AIM = Return only the number of lines holding the word "marker".
(begin)
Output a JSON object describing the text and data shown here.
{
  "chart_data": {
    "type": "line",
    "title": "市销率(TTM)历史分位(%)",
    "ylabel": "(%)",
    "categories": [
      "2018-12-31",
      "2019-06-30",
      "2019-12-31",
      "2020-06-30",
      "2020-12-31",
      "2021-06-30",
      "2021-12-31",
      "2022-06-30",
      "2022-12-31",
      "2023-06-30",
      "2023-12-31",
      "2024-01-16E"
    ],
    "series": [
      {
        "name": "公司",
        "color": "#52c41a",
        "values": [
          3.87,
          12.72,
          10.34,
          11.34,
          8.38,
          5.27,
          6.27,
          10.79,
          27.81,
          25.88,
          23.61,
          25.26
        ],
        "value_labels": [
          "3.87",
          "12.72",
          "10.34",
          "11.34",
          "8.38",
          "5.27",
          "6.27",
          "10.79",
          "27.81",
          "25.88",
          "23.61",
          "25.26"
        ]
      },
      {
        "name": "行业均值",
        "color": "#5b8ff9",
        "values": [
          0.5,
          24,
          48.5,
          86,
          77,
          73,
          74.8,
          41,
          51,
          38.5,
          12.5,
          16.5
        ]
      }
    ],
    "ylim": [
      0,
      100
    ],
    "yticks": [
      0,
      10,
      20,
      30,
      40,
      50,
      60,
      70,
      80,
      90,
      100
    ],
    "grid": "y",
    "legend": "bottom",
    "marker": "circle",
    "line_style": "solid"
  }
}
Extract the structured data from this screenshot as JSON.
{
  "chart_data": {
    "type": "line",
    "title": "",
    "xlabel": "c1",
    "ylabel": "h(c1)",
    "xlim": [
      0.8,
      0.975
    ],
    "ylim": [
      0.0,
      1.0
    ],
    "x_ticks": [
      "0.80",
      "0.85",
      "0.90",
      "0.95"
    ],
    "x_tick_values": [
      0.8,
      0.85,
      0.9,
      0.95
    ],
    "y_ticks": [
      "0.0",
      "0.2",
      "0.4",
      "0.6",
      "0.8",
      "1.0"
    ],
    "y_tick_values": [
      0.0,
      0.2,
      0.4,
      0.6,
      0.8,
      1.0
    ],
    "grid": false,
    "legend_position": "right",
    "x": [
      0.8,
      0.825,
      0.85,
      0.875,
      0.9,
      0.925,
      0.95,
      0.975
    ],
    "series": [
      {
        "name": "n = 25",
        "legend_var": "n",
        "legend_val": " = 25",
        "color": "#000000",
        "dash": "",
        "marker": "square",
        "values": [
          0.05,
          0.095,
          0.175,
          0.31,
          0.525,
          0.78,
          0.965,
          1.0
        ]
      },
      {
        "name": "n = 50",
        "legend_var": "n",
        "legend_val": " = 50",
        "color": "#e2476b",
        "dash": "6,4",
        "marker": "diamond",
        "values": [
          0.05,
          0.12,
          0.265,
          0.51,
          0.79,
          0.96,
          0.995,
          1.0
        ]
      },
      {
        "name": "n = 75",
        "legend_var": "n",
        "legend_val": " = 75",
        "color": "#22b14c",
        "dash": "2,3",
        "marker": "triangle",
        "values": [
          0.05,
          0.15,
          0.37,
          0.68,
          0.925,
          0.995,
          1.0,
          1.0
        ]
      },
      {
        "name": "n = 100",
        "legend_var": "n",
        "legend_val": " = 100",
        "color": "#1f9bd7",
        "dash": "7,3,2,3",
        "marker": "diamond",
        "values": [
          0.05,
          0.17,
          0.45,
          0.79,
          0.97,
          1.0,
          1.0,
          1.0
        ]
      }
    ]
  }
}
(end)
RIGHT ANSWER = 5